> TASK TO CARRY OUT: Select every line containing the word "text" from the material, and copy those lines.

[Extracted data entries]
╔══
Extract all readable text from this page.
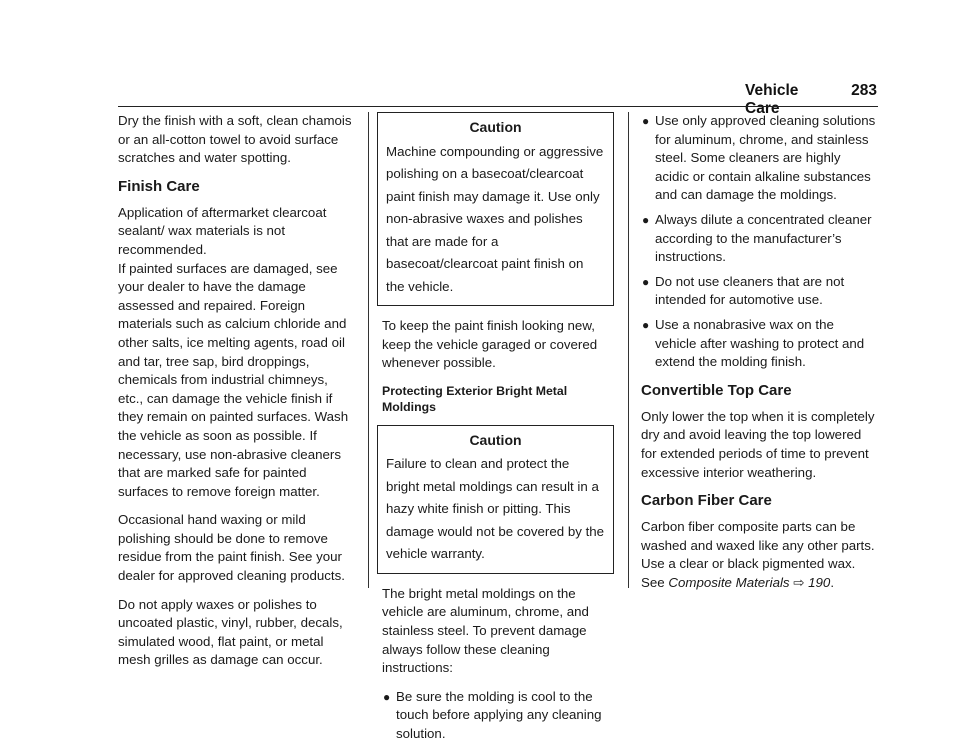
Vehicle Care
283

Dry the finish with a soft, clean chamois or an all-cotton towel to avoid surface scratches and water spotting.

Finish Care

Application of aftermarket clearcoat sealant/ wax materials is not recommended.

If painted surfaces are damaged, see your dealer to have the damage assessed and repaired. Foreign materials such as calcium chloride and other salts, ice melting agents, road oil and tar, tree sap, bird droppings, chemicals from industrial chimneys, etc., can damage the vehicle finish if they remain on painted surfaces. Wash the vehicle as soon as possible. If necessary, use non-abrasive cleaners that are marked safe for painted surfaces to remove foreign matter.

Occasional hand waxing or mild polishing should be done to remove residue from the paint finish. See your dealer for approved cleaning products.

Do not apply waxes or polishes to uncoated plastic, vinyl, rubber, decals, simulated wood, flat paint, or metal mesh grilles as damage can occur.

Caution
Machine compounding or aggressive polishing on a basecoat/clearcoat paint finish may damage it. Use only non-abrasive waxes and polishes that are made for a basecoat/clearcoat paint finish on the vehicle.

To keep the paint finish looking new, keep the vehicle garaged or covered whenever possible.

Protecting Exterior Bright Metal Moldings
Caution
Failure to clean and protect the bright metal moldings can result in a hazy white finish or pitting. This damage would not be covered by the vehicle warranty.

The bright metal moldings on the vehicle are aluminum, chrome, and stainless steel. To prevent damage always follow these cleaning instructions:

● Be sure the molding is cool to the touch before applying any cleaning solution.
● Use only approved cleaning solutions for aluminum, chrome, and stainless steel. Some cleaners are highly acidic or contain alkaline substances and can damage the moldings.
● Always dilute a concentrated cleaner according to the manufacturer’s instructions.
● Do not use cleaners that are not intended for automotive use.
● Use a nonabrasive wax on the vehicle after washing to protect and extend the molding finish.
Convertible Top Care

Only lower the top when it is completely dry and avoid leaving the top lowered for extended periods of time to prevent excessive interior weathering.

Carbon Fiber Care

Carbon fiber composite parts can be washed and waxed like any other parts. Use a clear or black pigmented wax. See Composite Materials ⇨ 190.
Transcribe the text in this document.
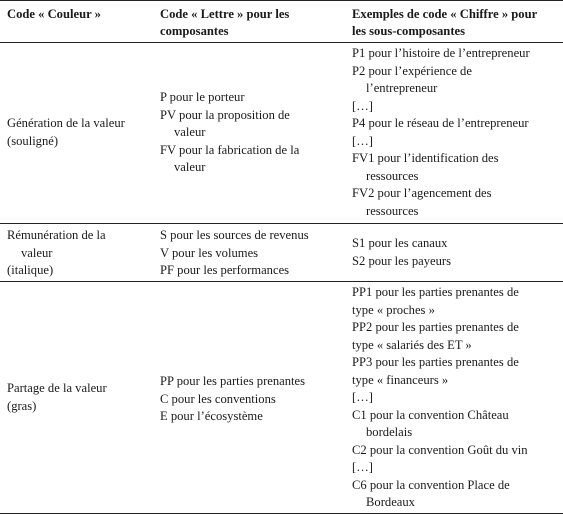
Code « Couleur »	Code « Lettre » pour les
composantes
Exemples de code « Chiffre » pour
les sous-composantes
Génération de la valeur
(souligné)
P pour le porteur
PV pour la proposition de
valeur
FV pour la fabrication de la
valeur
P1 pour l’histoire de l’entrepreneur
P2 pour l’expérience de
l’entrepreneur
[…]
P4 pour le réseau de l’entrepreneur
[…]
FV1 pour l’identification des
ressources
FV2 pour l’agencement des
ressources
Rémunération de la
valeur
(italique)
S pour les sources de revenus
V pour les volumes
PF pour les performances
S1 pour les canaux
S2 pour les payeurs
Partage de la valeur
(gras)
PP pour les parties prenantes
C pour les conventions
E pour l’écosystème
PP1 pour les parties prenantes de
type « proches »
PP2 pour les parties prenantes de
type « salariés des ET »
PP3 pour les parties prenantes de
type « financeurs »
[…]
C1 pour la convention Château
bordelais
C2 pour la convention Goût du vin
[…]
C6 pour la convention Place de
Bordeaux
╚══
> SOLUTION FOR THIS EXERCISE:
Extract all readable text from this page.
Transcribe the text in this document.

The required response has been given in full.